TASK DESCRIPTION
Wherever the string "Average" occurs in a line of these records, report that line.

[Dataset rows about figures]
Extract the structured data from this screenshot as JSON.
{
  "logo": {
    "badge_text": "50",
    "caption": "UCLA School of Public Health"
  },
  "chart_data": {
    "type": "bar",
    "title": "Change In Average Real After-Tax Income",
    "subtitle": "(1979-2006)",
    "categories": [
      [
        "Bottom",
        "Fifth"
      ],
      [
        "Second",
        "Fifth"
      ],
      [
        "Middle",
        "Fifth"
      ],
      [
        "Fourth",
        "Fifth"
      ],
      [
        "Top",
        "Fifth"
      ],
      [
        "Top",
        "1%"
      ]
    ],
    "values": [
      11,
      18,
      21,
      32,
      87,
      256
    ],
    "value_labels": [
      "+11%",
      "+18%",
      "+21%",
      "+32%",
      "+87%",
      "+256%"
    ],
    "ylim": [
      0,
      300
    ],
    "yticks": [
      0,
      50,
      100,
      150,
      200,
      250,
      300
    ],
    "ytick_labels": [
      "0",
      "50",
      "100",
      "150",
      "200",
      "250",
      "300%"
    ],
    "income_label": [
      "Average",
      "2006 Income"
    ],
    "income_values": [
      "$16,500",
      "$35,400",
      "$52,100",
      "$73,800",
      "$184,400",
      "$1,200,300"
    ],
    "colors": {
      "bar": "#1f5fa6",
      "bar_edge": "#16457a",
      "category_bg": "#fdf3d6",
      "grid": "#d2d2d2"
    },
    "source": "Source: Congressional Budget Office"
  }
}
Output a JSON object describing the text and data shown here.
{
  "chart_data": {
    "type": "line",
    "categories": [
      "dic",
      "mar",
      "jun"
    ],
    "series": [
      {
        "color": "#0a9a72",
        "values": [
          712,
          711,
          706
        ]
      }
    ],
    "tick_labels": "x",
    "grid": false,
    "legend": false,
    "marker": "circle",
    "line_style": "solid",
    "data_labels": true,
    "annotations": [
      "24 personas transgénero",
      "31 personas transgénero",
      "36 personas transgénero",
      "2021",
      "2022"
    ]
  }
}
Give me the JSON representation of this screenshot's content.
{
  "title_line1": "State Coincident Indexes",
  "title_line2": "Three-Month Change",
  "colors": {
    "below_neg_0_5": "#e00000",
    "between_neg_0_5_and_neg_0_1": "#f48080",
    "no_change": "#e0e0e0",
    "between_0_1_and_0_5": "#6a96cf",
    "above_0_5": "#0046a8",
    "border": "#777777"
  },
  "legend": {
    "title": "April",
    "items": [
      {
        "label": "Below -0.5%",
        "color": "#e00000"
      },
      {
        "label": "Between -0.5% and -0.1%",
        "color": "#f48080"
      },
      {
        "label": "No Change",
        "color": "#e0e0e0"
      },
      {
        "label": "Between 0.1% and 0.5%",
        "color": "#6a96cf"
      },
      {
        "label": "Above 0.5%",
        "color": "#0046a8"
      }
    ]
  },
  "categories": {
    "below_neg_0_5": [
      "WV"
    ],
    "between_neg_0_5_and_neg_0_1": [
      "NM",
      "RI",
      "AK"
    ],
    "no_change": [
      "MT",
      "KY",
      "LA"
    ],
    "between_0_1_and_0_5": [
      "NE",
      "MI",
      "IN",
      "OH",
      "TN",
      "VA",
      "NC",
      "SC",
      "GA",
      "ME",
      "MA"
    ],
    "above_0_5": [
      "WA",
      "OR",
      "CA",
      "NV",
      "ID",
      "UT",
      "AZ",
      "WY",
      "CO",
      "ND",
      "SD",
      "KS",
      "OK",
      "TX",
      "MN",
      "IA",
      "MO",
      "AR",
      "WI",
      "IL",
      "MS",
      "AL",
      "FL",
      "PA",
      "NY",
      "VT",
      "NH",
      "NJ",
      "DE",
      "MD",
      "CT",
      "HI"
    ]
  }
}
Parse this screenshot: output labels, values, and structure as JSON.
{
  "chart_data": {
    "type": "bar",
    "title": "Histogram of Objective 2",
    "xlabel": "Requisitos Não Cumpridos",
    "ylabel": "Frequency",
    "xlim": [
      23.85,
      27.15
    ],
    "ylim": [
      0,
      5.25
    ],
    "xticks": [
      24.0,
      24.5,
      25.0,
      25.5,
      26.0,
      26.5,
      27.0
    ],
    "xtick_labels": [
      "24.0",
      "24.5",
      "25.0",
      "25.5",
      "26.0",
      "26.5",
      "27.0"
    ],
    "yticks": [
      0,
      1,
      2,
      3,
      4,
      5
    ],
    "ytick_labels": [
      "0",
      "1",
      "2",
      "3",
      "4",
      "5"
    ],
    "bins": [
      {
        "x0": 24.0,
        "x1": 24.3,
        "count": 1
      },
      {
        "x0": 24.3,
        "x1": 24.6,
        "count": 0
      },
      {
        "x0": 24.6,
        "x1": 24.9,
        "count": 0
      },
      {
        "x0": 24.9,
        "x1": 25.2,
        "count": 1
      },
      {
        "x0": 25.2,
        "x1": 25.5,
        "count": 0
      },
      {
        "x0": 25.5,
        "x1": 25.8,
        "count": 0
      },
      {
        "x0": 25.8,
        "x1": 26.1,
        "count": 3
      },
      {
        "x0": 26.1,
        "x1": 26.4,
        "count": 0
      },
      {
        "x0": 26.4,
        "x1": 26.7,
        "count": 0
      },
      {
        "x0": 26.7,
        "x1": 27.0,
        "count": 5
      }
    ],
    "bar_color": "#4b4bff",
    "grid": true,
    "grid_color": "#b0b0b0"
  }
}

RESULT FOR THIS TASK
    "title": "Change In Average Real After-Tax Income",
      "Average",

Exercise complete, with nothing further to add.